▸ **Task**:
Repeat every record below exactly as written.

Stored records

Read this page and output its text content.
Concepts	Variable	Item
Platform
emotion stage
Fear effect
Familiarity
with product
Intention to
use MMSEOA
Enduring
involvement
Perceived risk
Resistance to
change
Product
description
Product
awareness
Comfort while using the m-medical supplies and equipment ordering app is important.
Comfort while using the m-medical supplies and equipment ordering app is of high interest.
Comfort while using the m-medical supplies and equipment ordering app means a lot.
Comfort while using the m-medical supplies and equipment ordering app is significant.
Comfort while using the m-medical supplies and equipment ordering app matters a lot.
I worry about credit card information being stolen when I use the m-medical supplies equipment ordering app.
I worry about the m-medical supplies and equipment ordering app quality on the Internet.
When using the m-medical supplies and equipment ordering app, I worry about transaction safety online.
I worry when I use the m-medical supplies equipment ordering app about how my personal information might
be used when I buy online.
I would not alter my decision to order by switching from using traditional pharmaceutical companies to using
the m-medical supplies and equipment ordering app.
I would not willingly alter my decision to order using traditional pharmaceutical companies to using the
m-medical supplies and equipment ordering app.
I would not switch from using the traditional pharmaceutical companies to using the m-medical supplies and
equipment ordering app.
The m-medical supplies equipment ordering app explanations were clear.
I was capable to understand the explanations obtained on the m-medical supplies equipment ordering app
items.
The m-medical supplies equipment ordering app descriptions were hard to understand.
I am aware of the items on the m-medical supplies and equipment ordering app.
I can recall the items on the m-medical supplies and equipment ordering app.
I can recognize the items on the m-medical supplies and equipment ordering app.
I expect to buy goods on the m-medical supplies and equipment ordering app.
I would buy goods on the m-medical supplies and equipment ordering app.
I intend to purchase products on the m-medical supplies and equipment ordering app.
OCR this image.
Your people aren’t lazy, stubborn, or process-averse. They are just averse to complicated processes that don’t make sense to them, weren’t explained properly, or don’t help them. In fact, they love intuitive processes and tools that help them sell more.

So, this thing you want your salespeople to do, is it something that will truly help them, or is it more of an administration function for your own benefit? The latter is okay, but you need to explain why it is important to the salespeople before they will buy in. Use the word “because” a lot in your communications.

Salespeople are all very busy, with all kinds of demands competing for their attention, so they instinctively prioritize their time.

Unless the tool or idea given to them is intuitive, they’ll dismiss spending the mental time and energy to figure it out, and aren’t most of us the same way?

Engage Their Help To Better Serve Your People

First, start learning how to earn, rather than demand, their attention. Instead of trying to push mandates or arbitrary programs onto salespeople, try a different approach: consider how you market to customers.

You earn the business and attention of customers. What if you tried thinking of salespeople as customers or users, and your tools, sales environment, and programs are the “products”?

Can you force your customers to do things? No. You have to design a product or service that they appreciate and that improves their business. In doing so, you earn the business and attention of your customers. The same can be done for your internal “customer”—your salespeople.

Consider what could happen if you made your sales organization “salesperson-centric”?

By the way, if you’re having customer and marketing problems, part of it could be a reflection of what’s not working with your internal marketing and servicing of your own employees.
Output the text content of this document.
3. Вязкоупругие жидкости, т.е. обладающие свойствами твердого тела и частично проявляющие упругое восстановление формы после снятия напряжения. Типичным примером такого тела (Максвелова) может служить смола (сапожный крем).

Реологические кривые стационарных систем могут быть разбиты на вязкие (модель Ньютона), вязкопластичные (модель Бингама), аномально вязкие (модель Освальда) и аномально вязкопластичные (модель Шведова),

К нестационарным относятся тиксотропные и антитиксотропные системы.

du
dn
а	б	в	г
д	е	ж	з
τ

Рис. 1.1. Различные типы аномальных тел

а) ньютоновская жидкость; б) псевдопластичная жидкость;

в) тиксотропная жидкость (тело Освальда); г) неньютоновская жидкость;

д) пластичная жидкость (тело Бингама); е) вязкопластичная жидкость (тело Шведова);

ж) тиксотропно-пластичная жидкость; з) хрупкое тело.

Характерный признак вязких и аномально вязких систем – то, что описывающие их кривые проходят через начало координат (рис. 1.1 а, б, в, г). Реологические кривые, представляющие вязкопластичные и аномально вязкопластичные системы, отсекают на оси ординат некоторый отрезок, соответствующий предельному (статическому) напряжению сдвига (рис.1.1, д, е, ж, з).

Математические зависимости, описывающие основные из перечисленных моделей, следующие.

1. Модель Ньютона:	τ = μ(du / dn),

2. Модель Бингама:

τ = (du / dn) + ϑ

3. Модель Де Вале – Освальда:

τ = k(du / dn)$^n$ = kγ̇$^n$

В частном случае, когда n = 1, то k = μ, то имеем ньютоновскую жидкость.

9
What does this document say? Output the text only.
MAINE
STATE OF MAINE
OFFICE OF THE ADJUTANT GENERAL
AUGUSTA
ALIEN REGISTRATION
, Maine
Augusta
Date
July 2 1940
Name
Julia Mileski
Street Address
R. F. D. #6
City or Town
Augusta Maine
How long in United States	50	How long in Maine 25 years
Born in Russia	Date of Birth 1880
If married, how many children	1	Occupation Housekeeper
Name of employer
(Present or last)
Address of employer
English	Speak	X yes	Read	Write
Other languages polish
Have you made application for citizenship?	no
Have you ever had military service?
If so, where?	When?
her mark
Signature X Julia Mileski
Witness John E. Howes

▸ **Exercise output**:
Read this page and output its text content.
Concepts	Variable	Item
Platform
emotion stage
Fear effect
Familiarity
with product
Intention to
use MMSEOA
Enduring
involvement
Perceived risk
Resistance to
change
Product
description
Product
awareness
Comfort while using the m-medical supplies and equipment ordering app is important.
Comfort while using the m-medical supplies and equipment ordering app is of high interest.
Comfort while using the m-medical supplies and equipment ordering app means a lot.
Comfort while using the m-medical supplies and equipment ordering app is significant.
Comfort while using the m-medical supplies and equipment ordering app matters a lot.
I worry about credit card information being stolen when I use the m-medical supplies equipment ordering app.
I worry about the m-medical supplies and equipment ordering app quality on the Internet.
When using the m-medical supplies and equipment ordering app, I worry about transaction safety online.
I worry when I use the m-medical supplies equipment ordering app about how my personal information might
be used when I buy online.
I would not alter my decision to order by switching from using traditional pharmaceutical companies to using
the m-medical supplies and equipment ordering app.
I would not willingly alter my decision to order using traditional pharmaceutical companies to using the
m-medical supplies and equipment ordering app.
I would not switch from using the traditional pharmaceutical companies to using the m-medical supplies and
equipment ordering app.
The m-medical supplies equipment ordering app explanations were clear.
I was capable to understand the explanations obtained on the m-medical supplies equipment ordering app
items.
The m-medical supplies equipment ordering app descriptions were hard to understand.
I am aware of the items on the m-medical supplies and equipment ordering app.
I can recall the items on the m-medical supplies and equipment ordering app.
I can recognize the items on the m-medical supplies and equipment ordering app.
I expect to buy goods on the m-medical supplies and equipment ordering app.
I would buy goods on the m-medical supplies and equipment ordering app.
I intend to purchase products on the m-medical supplies and equipment ordering app.
OCR this image.
Your people aren’t lazy, stubborn, or process-averse. They are just averse to complicated processes that don’t make sense to them, weren’t explained properly, or don’t help them. In fact, they love intuitive processes and tools that help them sell more.

So, this thing you want your salespeople to do, is it something that will truly help them, or is it more of an administration function for your own benefit? The latter is okay, but you need to explain why it is important to the salespeople before they will buy in. Use the word “because” a lot in your communications.

Salespeople are all very busy, with all kinds of demands competing for their attention, so they instinctively prioritize their time.

Unless the tool or idea given to them is intuitive, they’ll dismiss spending the mental time and energy to figure it out, and aren’t most of us the same way?

Engage Their Help To Better Serve Your People

First, start learning how to earn, rather than demand, their attention. Instead of trying to push mandates or arbitrary programs onto salespeople, try a different approach: consider how you market to customers.

You earn the business and attention of customers. What if you tried thinking of salespeople as customers or users, and your tools, sales environment, and programs are the “products”?

Can you force your customers to do things? No. You have to design a product or service that they appreciate and that improves their business. In doing so, you earn the business and attention of your customers. The same can be done for your internal “customer”—your salespeople.

Consider what could happen if you made your sales organization “salesperson-centric”?

By the way, if you’re having customer and marketing problems, part of it could be a reflection of what’s not working with your internal marketing and servicing of your own employees.
Output the text content of this document.
3. Вязкоупругие жидкости, т.е. обладающие свойствами твердого тела и частично проявляющие упругое восстановление формы после снятия напряжения. Типичным примером такого тела (Максвелова) может служить смола (сапожный крем).

Реологические кривые стационарных систем могут быть разбиты на вязкие (модель Ньютона), вязкопластичные (модель Бингама), аномально вязкие (модель Освальда) и аномально вязкопластичные (модель Шведова),

К нестационарным относятся тиксотропные и антитиксотропные системы.

du
dn
а	б	в	г
д	е	ж	з
τ

Рис. 1.1. Различные типы аномальных тел

а) ньютоновская жидкость; б) псевдопластичная жидкость;

в) тиксотропная жидкость (тело Освальда); г) неньютоновская жидкость;

д) пластичная жидкость (тело Бингама); е) вязкопластичная жидкость (тело Шведова);

ж) тиксотропно-пластичная жидкость; з) хрупкое тело.

Характерный признак вязких и аномально вязких систем – то, что описывающие их кривые проходят через начало координат (рис. 1.1 а, б, в, г). Реологические кривые, представляющие вязкопластичные и аномально вязкопластичные системы, отсекают на оси ординат некоторый отрезок, соответствующий предельному (статическому) напряжению сдвига (рис.1.1, д, е, ж, з).

Математические зависимости, описывающие основные из перечисленных моделей, следующие.

1. Модель Ньютона:	τ = μ(du / dn),

2. Модель Бингама:

τ = (du / dn) + ϑ

3. Модель Де Вале – Освальда:

τ = k(du / dn)$^n$ = kγ̇$^n$

В частном случае, когда n = 1, то k = μ, то имеем ньютоновскую жидкость.

9
What does this document say? Output the text only.
MAINE
STATE OF MAINE
OFFICE OF THE ADJUTANT GENERAL
AUGUSTA
ALIEN REGISTRATION
, Maine
Augusta
Date
July 2 1940
Name
Julia Mileski
Street Address
R. F. D. #6
City or Town
Augusta Maine
How long in United States	50	How long in Maine 25 years
Born in Russia	Date of Birth 1880
If married, how many children	1	Occupation Housekeeper
Name of employer
(Present or last)
Address of employer
English	Speak	X yes	Read	Write
Other languages polish
Have you made application for citizenship?	no
Have you ever had military service?
If so, where?	When?
her mark
Signature X Julia Mileski
Witness John E. Howes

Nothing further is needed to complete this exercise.